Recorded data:
——

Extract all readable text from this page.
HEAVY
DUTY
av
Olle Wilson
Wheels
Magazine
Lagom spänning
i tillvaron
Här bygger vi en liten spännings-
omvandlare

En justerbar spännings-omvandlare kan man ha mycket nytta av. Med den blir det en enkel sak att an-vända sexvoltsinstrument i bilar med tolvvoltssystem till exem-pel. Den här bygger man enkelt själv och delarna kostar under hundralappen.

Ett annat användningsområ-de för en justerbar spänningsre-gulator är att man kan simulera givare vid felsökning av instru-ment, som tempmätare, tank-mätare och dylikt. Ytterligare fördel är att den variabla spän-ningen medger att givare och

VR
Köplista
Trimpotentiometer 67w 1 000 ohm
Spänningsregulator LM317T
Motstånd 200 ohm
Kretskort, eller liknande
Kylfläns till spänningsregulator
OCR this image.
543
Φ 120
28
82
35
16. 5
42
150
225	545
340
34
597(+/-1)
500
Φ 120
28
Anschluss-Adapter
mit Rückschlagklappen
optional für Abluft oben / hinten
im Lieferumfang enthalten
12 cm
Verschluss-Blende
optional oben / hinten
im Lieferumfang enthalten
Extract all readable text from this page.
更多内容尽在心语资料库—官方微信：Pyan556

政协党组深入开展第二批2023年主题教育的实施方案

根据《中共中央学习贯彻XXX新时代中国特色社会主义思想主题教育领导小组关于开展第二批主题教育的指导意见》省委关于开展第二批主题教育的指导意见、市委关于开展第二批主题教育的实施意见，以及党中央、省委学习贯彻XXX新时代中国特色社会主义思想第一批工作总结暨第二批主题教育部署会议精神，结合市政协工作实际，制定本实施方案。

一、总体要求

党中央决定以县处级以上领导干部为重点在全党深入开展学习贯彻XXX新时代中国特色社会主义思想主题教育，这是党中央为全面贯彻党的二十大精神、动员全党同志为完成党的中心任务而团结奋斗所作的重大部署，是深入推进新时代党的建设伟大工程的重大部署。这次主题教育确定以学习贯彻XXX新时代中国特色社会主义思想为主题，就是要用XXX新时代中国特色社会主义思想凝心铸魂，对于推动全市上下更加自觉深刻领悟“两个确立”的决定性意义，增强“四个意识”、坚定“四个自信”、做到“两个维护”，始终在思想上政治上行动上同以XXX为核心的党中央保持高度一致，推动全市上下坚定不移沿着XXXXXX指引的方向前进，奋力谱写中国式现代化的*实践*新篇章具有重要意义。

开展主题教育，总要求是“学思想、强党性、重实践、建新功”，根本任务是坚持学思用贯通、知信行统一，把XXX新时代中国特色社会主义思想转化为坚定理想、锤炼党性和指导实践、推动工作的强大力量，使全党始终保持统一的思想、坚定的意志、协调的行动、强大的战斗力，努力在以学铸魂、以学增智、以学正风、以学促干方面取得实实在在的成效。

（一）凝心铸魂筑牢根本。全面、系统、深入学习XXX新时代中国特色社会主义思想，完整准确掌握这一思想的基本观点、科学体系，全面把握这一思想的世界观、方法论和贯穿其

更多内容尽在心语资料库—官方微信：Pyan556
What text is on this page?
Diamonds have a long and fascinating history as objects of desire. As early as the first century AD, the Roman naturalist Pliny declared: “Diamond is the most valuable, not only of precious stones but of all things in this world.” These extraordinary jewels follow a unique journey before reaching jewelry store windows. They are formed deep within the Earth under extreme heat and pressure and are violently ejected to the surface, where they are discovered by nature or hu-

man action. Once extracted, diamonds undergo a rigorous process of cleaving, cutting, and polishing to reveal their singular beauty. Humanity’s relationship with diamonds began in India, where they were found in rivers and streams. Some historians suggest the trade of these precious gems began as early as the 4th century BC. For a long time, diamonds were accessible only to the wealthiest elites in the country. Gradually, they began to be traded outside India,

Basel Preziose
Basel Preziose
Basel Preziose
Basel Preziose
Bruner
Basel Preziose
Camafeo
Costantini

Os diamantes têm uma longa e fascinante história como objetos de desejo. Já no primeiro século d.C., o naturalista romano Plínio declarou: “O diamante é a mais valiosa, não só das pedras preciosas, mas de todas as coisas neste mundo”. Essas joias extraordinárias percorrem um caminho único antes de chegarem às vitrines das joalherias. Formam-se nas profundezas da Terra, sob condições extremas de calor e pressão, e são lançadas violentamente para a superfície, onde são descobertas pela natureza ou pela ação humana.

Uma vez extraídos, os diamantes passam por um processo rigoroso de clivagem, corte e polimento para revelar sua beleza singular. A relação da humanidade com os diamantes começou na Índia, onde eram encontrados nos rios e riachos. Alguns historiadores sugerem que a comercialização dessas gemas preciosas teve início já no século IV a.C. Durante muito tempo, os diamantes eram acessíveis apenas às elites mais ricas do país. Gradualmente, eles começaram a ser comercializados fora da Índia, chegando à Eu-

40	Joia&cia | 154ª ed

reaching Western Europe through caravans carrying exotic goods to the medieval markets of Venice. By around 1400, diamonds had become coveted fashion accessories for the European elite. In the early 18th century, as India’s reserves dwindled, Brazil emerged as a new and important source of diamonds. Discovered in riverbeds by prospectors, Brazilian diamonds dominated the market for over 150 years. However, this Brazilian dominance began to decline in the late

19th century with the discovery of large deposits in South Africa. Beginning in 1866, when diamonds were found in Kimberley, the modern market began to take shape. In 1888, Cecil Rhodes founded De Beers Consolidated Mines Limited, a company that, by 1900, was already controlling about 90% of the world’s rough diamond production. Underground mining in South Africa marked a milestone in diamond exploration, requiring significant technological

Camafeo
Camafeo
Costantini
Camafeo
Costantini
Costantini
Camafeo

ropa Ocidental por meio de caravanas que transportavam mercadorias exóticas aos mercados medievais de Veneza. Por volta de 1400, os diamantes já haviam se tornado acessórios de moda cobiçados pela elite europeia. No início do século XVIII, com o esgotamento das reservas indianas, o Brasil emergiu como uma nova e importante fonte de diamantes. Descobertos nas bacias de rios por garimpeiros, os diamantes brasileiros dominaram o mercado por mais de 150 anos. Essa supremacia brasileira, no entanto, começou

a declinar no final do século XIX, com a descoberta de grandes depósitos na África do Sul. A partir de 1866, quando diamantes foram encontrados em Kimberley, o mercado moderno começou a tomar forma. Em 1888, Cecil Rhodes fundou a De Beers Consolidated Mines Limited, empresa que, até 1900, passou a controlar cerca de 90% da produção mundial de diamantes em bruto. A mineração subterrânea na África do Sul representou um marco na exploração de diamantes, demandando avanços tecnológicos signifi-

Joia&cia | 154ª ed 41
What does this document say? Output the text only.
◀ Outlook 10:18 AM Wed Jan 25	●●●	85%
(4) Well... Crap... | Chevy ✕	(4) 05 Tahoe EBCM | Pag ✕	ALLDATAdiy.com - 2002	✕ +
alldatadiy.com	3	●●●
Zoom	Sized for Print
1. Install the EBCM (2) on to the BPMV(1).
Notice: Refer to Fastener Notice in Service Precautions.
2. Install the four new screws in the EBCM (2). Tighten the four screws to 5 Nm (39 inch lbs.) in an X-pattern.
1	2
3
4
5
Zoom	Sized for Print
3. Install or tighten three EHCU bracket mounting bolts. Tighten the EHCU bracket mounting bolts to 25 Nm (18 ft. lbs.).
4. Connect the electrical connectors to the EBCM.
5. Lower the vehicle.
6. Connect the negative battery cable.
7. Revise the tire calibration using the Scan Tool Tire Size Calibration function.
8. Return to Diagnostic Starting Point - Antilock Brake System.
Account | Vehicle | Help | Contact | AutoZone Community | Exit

——

• _What to do_
Read the data above and pull out each line that holds the string "Connect".

• _Exercise result_
4. Connect the electrical connectors to the EBCM.
6. Connect the negative battery cable.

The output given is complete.